[Begin Data records]

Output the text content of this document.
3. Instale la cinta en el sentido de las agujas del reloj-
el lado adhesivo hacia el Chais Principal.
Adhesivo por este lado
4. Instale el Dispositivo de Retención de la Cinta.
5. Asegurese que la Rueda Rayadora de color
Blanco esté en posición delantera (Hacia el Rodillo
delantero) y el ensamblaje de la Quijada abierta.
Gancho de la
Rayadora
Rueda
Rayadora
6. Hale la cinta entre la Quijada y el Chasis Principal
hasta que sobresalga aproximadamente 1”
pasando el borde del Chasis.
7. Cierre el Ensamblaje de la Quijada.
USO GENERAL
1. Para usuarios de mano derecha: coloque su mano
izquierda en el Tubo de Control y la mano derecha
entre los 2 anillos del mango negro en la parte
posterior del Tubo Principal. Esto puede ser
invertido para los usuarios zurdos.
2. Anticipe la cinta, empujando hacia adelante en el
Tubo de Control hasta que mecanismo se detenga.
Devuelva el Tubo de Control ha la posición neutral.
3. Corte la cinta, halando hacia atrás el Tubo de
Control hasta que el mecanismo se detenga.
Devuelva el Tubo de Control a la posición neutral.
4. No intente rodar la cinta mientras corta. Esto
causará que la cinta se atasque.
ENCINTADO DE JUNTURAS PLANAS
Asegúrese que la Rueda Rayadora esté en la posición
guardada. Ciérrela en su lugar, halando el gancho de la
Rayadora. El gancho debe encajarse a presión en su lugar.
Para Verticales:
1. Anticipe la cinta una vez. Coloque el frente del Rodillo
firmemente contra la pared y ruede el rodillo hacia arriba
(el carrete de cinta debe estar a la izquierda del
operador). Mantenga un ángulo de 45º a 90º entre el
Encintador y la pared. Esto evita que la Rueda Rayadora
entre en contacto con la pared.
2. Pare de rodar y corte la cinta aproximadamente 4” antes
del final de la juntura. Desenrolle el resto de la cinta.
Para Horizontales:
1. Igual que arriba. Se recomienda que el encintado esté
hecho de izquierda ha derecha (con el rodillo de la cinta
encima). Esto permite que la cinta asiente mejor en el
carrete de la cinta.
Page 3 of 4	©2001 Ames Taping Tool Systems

[End Data records]

Challenge: Identify and list each line with the word "Rueda".

Complete response:
5. Asegurese que la Rueda Rayadora de color
Rueda
Asegúrese que la Rueda Rayadora esté en la posición
Encintador y la pared. Esto evita que la Rueda Rayadora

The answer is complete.